Problem details — Where a line holds "donné", copy it.

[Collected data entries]

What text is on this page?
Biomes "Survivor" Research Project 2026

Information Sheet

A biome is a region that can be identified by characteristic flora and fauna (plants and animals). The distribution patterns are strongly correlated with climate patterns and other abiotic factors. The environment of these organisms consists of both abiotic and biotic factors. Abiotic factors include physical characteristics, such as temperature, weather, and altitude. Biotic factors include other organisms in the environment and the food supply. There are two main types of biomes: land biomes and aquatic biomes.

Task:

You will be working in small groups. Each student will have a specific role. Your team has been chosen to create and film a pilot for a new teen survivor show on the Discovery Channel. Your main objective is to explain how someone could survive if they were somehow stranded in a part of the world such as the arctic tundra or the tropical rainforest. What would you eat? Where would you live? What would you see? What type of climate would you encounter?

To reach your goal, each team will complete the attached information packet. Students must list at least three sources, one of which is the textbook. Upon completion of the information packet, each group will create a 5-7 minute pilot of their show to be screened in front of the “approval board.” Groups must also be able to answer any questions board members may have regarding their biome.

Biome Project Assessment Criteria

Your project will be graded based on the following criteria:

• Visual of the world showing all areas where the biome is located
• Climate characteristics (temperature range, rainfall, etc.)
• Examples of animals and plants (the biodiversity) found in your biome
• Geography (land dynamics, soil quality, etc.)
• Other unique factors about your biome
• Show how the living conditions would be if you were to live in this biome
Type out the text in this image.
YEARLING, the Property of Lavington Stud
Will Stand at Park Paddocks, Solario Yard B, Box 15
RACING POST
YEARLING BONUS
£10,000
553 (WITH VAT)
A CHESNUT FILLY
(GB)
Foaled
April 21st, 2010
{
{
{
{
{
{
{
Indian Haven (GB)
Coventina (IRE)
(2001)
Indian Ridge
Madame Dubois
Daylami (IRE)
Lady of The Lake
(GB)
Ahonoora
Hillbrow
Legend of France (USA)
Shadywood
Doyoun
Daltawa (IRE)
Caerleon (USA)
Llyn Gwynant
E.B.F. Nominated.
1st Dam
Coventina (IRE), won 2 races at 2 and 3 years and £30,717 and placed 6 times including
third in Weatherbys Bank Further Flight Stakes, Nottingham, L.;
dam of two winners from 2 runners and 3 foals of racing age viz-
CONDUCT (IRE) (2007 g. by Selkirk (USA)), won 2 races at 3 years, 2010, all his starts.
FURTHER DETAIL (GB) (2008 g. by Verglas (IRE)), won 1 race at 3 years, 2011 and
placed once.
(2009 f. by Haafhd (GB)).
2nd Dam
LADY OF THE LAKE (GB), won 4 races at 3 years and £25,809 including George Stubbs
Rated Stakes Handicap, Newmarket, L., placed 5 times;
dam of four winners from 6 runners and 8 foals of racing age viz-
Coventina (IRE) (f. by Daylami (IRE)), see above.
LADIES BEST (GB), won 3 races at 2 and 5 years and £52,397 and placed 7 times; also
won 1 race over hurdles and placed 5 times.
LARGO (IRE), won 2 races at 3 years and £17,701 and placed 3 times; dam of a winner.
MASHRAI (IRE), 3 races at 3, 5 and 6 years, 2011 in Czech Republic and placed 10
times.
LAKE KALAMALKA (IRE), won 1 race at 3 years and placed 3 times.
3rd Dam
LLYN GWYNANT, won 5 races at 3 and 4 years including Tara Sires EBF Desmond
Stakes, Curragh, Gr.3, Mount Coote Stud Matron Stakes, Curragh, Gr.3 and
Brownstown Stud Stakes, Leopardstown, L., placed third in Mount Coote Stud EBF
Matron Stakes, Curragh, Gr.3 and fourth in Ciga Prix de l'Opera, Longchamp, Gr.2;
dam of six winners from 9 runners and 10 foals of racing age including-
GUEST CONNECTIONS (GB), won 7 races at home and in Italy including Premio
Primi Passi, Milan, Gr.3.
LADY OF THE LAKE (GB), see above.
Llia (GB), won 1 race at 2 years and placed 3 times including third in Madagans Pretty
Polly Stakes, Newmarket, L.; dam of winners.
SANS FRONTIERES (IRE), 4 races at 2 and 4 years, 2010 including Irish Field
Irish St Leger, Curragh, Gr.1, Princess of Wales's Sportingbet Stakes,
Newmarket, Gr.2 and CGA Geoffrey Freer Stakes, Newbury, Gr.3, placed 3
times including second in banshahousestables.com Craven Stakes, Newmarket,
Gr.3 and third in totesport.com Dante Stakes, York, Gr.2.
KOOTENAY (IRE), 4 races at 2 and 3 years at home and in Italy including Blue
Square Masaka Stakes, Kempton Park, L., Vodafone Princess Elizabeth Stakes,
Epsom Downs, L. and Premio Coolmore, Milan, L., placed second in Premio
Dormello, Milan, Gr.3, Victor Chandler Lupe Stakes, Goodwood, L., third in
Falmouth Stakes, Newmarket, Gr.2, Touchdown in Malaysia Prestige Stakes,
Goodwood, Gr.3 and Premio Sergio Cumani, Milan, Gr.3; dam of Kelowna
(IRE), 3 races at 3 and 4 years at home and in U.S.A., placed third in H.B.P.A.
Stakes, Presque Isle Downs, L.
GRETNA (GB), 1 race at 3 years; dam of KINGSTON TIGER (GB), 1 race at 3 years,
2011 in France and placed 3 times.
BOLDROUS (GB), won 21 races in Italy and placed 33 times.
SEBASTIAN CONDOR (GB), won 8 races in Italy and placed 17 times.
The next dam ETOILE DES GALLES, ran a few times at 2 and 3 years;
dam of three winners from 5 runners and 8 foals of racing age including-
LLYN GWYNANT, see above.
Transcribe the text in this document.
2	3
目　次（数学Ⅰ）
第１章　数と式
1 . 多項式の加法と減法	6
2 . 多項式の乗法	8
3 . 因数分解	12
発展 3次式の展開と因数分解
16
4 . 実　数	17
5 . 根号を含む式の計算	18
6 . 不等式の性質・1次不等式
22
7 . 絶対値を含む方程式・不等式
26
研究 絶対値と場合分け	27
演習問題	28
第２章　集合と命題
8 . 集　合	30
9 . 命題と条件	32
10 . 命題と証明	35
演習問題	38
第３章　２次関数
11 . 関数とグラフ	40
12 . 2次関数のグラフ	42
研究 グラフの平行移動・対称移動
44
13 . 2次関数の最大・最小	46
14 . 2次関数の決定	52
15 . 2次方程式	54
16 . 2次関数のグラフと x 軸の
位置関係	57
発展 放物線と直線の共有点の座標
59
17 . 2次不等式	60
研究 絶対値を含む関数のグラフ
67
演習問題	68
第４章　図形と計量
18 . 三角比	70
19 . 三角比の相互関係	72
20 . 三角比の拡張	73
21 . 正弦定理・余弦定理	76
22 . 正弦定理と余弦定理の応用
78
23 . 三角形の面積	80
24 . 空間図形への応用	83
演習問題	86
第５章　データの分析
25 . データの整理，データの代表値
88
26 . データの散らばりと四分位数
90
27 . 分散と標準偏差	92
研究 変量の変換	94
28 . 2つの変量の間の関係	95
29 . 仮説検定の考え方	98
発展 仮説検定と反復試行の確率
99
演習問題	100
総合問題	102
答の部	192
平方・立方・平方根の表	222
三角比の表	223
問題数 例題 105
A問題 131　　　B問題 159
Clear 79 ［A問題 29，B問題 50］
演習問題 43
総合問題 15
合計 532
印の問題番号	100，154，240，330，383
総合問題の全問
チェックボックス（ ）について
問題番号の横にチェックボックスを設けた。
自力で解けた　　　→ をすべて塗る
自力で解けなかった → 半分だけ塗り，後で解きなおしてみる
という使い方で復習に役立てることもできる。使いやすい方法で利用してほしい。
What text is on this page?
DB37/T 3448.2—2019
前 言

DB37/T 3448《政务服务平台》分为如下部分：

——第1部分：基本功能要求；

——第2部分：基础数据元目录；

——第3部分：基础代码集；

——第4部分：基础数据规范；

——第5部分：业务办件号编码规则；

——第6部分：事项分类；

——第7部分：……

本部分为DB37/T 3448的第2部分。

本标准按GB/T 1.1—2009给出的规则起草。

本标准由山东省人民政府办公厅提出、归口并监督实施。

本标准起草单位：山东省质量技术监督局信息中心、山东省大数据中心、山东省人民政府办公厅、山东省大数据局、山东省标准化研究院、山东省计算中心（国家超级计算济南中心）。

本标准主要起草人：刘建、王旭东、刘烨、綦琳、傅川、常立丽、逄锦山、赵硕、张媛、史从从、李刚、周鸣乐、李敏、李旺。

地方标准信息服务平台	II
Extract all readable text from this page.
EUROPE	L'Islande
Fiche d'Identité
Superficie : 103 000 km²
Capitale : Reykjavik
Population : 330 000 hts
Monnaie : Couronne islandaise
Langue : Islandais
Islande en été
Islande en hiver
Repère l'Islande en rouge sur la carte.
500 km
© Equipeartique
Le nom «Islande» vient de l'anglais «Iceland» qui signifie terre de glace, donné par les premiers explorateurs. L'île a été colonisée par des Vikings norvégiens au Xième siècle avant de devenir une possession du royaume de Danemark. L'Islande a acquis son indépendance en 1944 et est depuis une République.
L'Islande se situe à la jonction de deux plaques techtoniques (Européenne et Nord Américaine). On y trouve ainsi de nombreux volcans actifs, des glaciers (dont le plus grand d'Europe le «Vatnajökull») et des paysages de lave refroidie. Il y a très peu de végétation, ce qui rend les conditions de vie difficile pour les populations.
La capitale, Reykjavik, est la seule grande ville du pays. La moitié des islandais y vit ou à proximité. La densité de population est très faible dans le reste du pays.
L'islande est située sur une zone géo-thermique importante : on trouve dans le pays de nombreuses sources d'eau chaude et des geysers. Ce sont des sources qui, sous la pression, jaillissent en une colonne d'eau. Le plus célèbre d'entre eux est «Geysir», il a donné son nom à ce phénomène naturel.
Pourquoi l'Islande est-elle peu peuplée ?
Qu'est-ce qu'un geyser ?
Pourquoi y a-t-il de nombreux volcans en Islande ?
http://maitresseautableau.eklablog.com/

Exercise output —
Le nom «Islande» vient de l'anglais «Iceland» qui signifie terre de glace, donné par les premiers explorateurs. L'île a été colonisée par des Vikings norvégiens au Xième siècle avant de devenir une possession du royaume de Danemark. L'Islande a acquis son indépendance en 1944 et est depuis une République.
L'islande est située sur une zone géo-thermique importante : on trouve dans le pays de nombreuses sources d'eau chaude et des geysers. Ce sont des sources qui, sous la pression, jaillissent en une colonne d'eau. Le plus célèbre d'entre eux est «Geysir», il a donné son nom à ce phénomène naturel.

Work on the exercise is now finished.